INPUT DATA:
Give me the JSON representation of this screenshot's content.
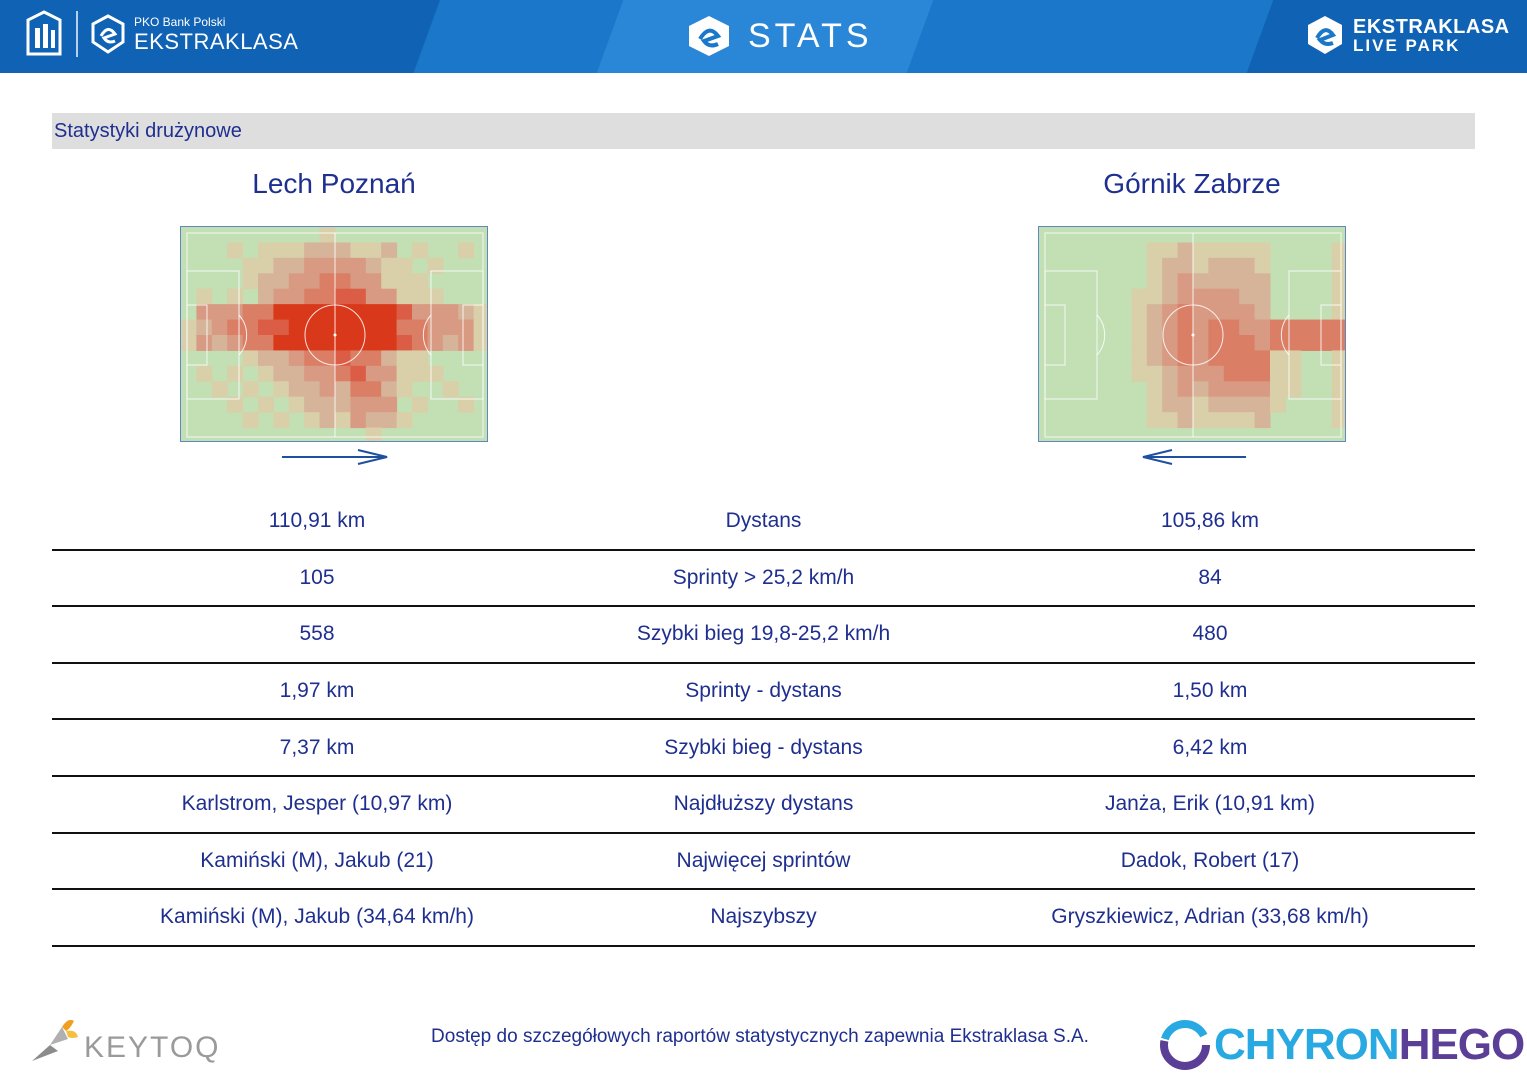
{
  "header": {
    "pko_small": "PKO Bank Polski",
    "pko_brand": "EKSTRAKLASA",
    "title": "STATS",
    "livepark_line1": "EKSTRAKLASA",
    "livepark_line2": "LIVE PARK",
    "icons": [
      "pko-bp-logo-icon",
      "ekstraklasa-logo-icon",
      "stats-logo-icon",
      "live-park-logo-icon"
    ]
  },
  "section": {
    "title": "Statystyki drużynowe"
  },
  "teams": {
    "home": {
      "name": "Lech Poznań",
      "direction": "right"
    },
    "away": {
      "name": "Górnik Zabrze",
      "direction": "left"
    }
  },
  "colors": {
    "header_blue": "#1a77c9",
    "text_navy": "#1f2f8f",
    "heat_high": "#d9391a",
    "pitch_green": "#c3dfb4"
  },
  "stats": [
    {
      "home": "110,91 km",
      "label": "Dystans",
      "away": "105,86 km"
    },
    {
      "home": "105",
      "label": "Sprinty > 25,2 km/h",
      "away": "84"
    },
    {
      "home": "558",
      "label": "Szybki bieg 19,8-25,2 km/h",
      "away": "480"
    },
    {
      "home": "1,97 km",
      "label": "Sprinty - dystans",
      "away": "1,50 km"
    },
    {
      "home": "7,37 km",
      "label": "Szybki bieg - dystans",
      "away": "6,42 km"
    },
    {
      "home": "Karlstrom, Jesper (10,97 km)",
      "label": "Najdłuższy dystans",
      "away": "Janża, Erik (10,91 km)"
    },
    {
      "home": "Kamiński (M), Jakub (21)",
      "label": "Najwięcej sprintów",
      "away": "Dadok, Robert (17)"
    },
    {
      "home": "Kamiński (M), Jakub (34,64 km/h)",
      "label": "Najszybszy",
      "away": "Gryszkiewicz, Adrian (33,68 km/h)"
    }
  ],
  "footer": {
    "keytoq": "KEYTOQ",
    "note": "Dostęp do szczegółowych raportów statystycznych zapewnia Ekstraklasa S.A.",
    "chyron_a": "CHYRON",
    "chyron_b": "HEGO"
  }
}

TASK TO COMPLETE: Pull out each line of the records holding the string "Kamiński".

THE ANSWER:
      "home": "Kamiński (M), Jakub (21)",
      "home": "Kamiński (M), Jakub (34,64 km/h)",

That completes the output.